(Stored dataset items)

________________________________________

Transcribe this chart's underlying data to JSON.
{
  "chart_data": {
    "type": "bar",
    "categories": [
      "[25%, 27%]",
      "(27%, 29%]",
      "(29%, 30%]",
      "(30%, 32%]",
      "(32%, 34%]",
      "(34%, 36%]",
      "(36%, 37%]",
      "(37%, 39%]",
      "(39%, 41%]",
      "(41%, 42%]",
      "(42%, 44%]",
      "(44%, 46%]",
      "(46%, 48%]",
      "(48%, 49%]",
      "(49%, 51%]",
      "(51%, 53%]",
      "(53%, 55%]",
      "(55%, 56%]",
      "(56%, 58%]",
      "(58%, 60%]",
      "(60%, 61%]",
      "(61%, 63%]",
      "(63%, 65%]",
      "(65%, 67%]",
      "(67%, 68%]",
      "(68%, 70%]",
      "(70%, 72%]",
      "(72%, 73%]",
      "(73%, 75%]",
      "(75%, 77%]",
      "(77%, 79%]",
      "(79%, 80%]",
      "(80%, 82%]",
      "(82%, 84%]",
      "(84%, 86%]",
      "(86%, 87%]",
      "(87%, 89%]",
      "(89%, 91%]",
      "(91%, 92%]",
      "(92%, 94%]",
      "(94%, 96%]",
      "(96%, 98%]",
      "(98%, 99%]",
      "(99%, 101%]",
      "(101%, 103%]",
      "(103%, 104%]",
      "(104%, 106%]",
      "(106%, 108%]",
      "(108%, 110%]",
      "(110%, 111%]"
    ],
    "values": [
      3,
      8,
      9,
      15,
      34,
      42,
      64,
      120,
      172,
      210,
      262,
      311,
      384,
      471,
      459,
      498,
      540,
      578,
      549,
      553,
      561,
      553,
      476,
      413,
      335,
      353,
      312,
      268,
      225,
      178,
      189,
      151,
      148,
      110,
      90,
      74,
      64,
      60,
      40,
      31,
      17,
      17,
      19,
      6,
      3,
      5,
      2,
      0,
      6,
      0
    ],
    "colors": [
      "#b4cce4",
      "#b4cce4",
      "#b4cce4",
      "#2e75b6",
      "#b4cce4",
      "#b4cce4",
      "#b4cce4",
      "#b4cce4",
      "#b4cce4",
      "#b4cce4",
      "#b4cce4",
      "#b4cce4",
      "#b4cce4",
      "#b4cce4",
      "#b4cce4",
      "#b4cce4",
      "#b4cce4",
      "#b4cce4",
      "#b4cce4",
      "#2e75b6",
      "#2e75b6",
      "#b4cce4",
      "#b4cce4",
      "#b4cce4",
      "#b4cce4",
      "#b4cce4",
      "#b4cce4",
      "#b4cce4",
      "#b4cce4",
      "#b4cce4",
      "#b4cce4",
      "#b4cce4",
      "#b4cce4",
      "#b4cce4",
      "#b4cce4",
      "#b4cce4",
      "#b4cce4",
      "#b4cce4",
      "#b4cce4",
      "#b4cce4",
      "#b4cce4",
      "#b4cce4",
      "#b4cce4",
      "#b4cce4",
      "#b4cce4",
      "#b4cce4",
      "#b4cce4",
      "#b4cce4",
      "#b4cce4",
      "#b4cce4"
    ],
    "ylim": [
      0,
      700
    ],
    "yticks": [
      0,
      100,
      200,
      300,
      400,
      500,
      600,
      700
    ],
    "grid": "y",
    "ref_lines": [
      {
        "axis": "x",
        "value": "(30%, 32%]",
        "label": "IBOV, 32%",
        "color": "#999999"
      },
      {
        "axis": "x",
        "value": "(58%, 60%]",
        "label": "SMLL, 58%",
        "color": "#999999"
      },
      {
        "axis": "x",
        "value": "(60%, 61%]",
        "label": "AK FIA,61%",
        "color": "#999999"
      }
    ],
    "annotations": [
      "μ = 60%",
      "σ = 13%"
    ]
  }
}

________________________________________

__INSTRUCTION__. Please output every record, keeping each line exact.

__COMPLETED EXERCISE__.
Transcribe this chart's underlying data to JSON.
{
  "chart_data": {
    "type": "bar",
    "categories": [
      "[25%, 27%]",
      "(27%, 29%]",
      "(29%, 30%]",
      "(30%, 32%]",
      "(32%, 34%]",
      "(34%, 36%]",
      "(36%, 37%]",
      "(37%, 39%]",
      "(39%, 41%]",
      "(41%, 42%]",
      "(42%, 44%]",
      "(44%, 46%]",
      "(46%, 48%]",
      "(48%, 49%]",
      "(49%, 51%]",
      "(51%, 53%]",
      "(53%, 55%]",
      "(55%, 56%]",
      "(56%, 58%]",
      "(58%, 60%]",
      "(60%, 61%]",
      "(61%, 63%]",
      "(63%, 65%]",
      "(65%, 67%]",
      "(67%, 68%]",
      "(68%, 70%]",
      "(70%, 72%]",
      "(72%, 73%]",
      "(73%, 75%]",
      "(75%, 77%]",
      "(77%, 79%]",
      "(79%, 80%]",
      "(80%, 82%]",
      "(82%, 84%]",
      "(84%, 86%]",
      "(86%, 87%]",
      "(87%, 89%]",
      "(89%, 91%]",
      "(91%, 92%]",
      "(92%, 94%]",
      "(94%, 96%]",
      "(96%, 98%]",
      "(98%, 99%]",
      "(99%, 101%]",
      "(101%, 103%]",
      "(103%, 104%]",
      "(104%, 106%]",
      "(106%, 108%]",
      "(108%, 110%]",
      "(110%, 111%]"
    ],
    "values": [
      3,
      8,
      9,
      15,
      34,
      42,
      64,
      120,
      172,
      210,
      262,
      311,
      384,
      471,
      459,
      498,
      540,
      578,
      549,
      553,
      561,
      553,
      476,
      413,
      335,
      353,
      312,
      268,
      225,
      178,
      189,
      151,
      148,
      110,
      90,
      74,
      64,
      60,
      40,
      31,
      17,
      17,
      19,
      6,
      3,
      5,
      2,
      0,
      6,
      0
    ],
    "colors": [
      "#b4cce4",
      "#b4cce4",
      "#b4cce4",
      "#2e75b6",
      "#b4cce4",
      "#b4cce4",
      "#b4cce4",
      "#b4cce4",
      "#b4cce4",
      "#b4cce4",
      "#b4cce4",
      "#b4cce4",
      "#b4cce4",
      "#b4cce4",
      "#b4cce4",
      "#b4cce4",
      "#b4cce4",
      "#b4cce4",
      "#b4cce4",
      "#2e75b6",
      "#2e75b6",
      "#b4cce4",
      "#b4cce4",
      "#b4cce4",
      "#b4cce4",
      "#b4cce4",
      "#b4cce4",
      "#b4cce4",
      "#b4cce4",
      "#b4cce4",
      "#b4cce4",
      "#b4cce4",
      "#b4cce4",
      "#b4cce4",
      "#b4cce4",
      "#b4cce4",
      "#b4cce4",
      "#b4cce4",
      "#b4cce4",
      "#b4cce4",
      "#b4cce4",
      "#b4cce4",
      "#b4cce4",
      "#b4cce4",
      "#b4cce4",
      "#b4cce4",
      "#b4cce4",
      "#b4cce4",
      "#b4cce4",
      "#b4cce4"
    ],
    "ylim": [
      0,
      700
    ],
    "yticks": [
      0,
      100,
      200,
      300,
      400,
      500,
      600,
      700
    ],
    "grid": "y",
    "ref_lines": [
      {
        "axis": "x",
        "value": "(30%, 32%]",
        "label": "IBOV, 32%",
        "color": "#999999"
      },
      {
        "axis": "x",
        "value": "(58%, 60%]",
        "label": "SMLL, 58%",
        "color": "#999999"
      },
      {
        "axis": "x",
        "value": "(60%, 61%]",
        "label": "AK FIA,61%",
        "color": "#999999"
      }
    ],
    "annotations": [
      "μ = 60%",
      "σ = 13%"
    ]
  }
}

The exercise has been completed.